-- Start Material provided --

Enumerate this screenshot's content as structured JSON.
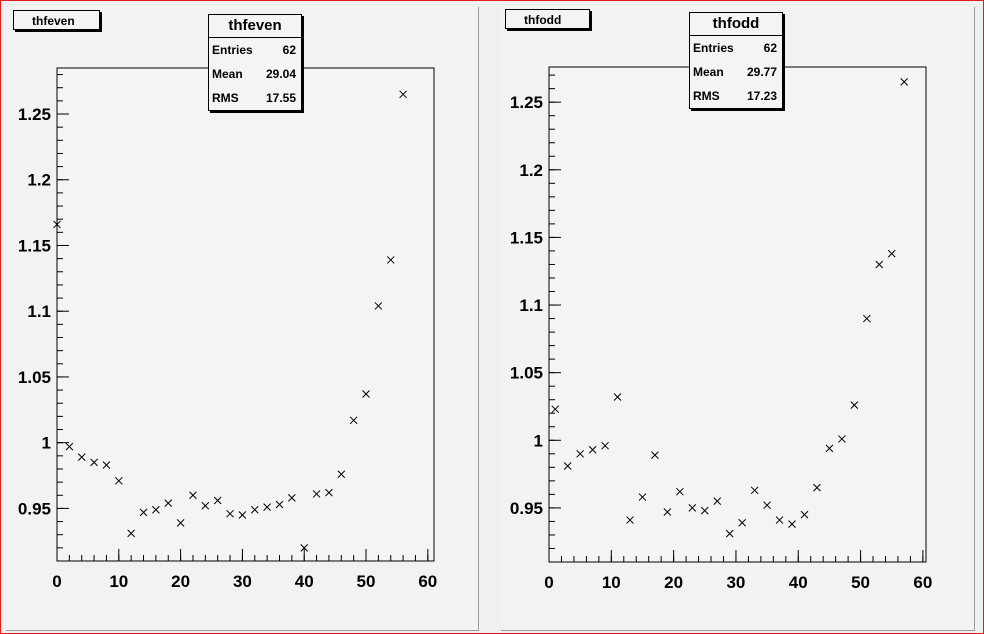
{
  "panels": [
    {
      "id": "thfeven",
      "title": "thfeven",
      "stats": {
        "name": "thfeven",
        "rows": [
          {
            "key": "Entries",
            "value": "62"
          },
          {
            "key": "Mean",
            "value": "29.04"
          },
          {
            "key": "RMS",
            "value": "17.55"
          }
        ]
      }
    },
    {
      "id": "thfodd",
      "title": "thfodd",
      "stats": {
        "name": "thfodd",
        "rows": [
          {
            "key": "Entries",
            "value": "62"
          },
          {
            "key": "Mean",
            "value": "29.77"
          },
          {
            "key": "RMS",
            "value": "17.23"
          }
        ]
      }
    }
  ],
  "chart_data": [
    {
      "type": "scatter",
      "title": "thfeven",
      "marker": "x",
      "xlim": [
        0,
        61
      ],
      "ylim": [
        0.91,
        1.285
      ],
      "xticks": [
        0,
        10,
        20,
        30,
        40,
        50,
        60
      ],
      "xtick_labels": [
        "0",
        "10",
        "20",
        "30",
        "40",
        "50",
        "60"
      ],
      "yticks": [
        0.95,
        1.0,
        1.05,
        1.1,
        1.15,
        1.2,
        1.25
      ],
      "ytick_labels": [
        "0.95",
        "1",
        "1.05",
        "1.1",
        "1.15",
        "1.2",
        "1.25"
      ],
      "grid": false,
      "x": [
        0,
        2,
        4,
        6,
        8,
        10,
        12,
        14,
        16,
        18,
        20,
        22,
        24,
        26,
        28,
        30,
        32,
        34,
        36,
        38,
        40,
        42,
        44,
        46,
        48,
        50,
        52,
        54,
        56
      ],
      "y": [
        1.166,
        0.997,
        0.989,
        0.985,
        0.983,
        0.971,
        0.931,
        0.947,
        0.949,
        0.954,
        0.939,
        0.96,
        0.952,
        0.956,
        0.946,
        0.945,
        0.949,
        0.951,
        0.953,
        0.958,
        0.92,
        0.961,
        0.962,
        0.976,
        1.017,
        1.037,
        1.104,
        1.139,
        1.265
      ]
    },
    {
      "type": "scatter",
      "title": "thfodd",
      "marker": "x",
      "xlim": [
        0,
        60.5
      ],
      "ylim": [
        0.91,
        1.276
      ],
      "xticks": [
        0,
        10,
        20,
        30,
        40,
        50,
        60
      ],
      "xtick_labels": [
        "0",
        "10",
        "20",
        "30",
        "40",
        "50",
        "60"
      ],
      "yticks": [
        0.95,
        1.0,
        1.05,
        1.1,
        1.15,
        1.2,
        1.25
      ],
      "ytick_labels": [
        "0.95",
        "1",
        "1.05",
        "1.1",
        "1.15",
        "1.2",
        "1.25"
      ],
      "grid": false,
      "x": [
        1,
        3,
        5,
        7,
        9,
        11,
        13,
        15,
        17,
        19,
        21,
        23,
        25,
        27,
        29,
        31,
        33,
        35,
        37,
        39,
        41,
        43,
        45,
        47,
        49,
        51,
        53,
        55,
        57
      ],
      "y": [
        1.023,
        0.981,
        0.99,
        0.993,
        0.996,
        1.032,
        0.941,
        0.958,
        0.989,
        0.947,
        0.962,
        0.95,
        0.948,
        0.955,
        0.931,
        0.939,
        0.963,
        0.952,
        0.941,
        0.938,
        0.945,
        0.965,
        0.994,
        1.001,
        1.026,
        1.09,
        1.13,
        1.138,
        1.265
      ]
    }
  ]
}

-- End Material provided --

Without the pictures, reproduce every line of the records above exactly.

Enumerate this screenshot's content as structured JSON.
{
  "panels": [
    {
      "id": "thfeven",
      "title": "thfeven",
      "stats": {
        "name": "thfeven",
        "rows": [
          {
            "key": "Entries",
            "value": "62"
          },
          {
            "key": "Mean",
            "value": "29.04"
          },
          {
            "key": "RMS",
            "value": "17.55"
          }
        ]
      }
    },
    {
      "id": "thfodd",
      "title": "thfodd",
      "stats": {
        "name": "thfodd",
        "rows": [
          {
            "key": "Entries",
            "value": "62"
          },
          {
            "key": "Mean",
            "value": "29.77"
          },
          {
            "key": "RMS",
            "value": "17.23"
          }
        ]
      }
    }
  ],
  "chart_data": [
    {
      "type": "scatter",
      "title": "thfeven",
      "marker": "x",
      "xlim": [
        0,
        61
      ],
      "ylim": [
        0.91,
        1.285
      ],
      "xticks": [
        0,
        10,
        20,
        30,
        40,
        50,
        60
      ],
      "xtick_labels": [
        "0",
        "10",
        "20",
        "30",
        "40",
        "50",
        "60"
      ],
      "yticks": [
        0.95,
        1.0,
        1.05,
        1.1,
        1.15,
        1.2,
        1.25
      ],
      "ytick_labels": [
        "0.95",
        "1",
        "1.05",
        "1.1",
        "1.15",
        "1.2",
        "1.25"
      ],
      "grid": false,
      "x": [
        0,
        2,
        4,
        6,
        8,
        10,
        12,
        14,
        16,
        18,
        20,
        22,
        24,
        26,
        28,
        30,
        32,
        34,
        36,
        38,
        40,
        42,
        44,
        46,
        48,
        50,
        52,
        54,
        56
      ],
      "y": [
        1.166,
        0.997,
        0.989,
        0.985,
        0.983,
        0.971,
        0.931,
        0.947,
        0.949,
        0.954,
        0.939,
        0.96,
        0.952,
        0.956,
        0.946,
        0.945,
        0.949,
        0.951,
        0.953,
        0.958,
        0.92,
        0.961,
        0.962,
        0.976,
        1.017,
        1.037,
        1.104,
        1.139,
        1.265
      ]
    },
    {
      "type": "scatter",
      "title": "thfodd",
      "marker": "x",
      "xlim": [
        0,
        60.5
      ],
      "ylim": [
        0.91,
        1.276
      ],
      "xticks": [
        0,
        10,
        20,
        30,
        40,
        50,
        60
      ],
      "xtick_labels": [
        "0",
        "10",
        "20",
        "30",
        "40",
        "50",
        "60"
      ],
      "yticks": [
        0.95,
        1.0,
        1.05,
        1.1,
        1.15,
        1.2,
        1.25
      ],
      "ytick_labels": [
        "0.95",
        "1",
        "1.05",
        "1.1",
        "1.15",
        "1.2",
        "1.25"
      ],
      "grid": false,
      "x": [
        1,
        3,
        5,
        7,
        9,
        11,
        13,
        15,
        17,
        19,
        21,
        23,
        25,
        27,
        29,
        31,
        33,
        35,
        37,
        39,
        41,
        43,
        45,
        47,
        49,
        51,
        53,
        55,
        57
      ],
      "y": [
        1.023,
        0.981,
        0.99,
        0.993,
        0.996,
        1.032,
        0.941,
        0.958,
        0.989,
        0.947,
        0.962,
        0.95,
        0.948,
        0.955,
        0.931,
        0.939,
        0.963,
        0.952,
        0.941,
        0.938,
        0.945,
        0.965,
        0.994,
        1.001,
        1.026,
        1.09,
        1.13,
        1.138,
        1.265
      ]
    }
  ]
}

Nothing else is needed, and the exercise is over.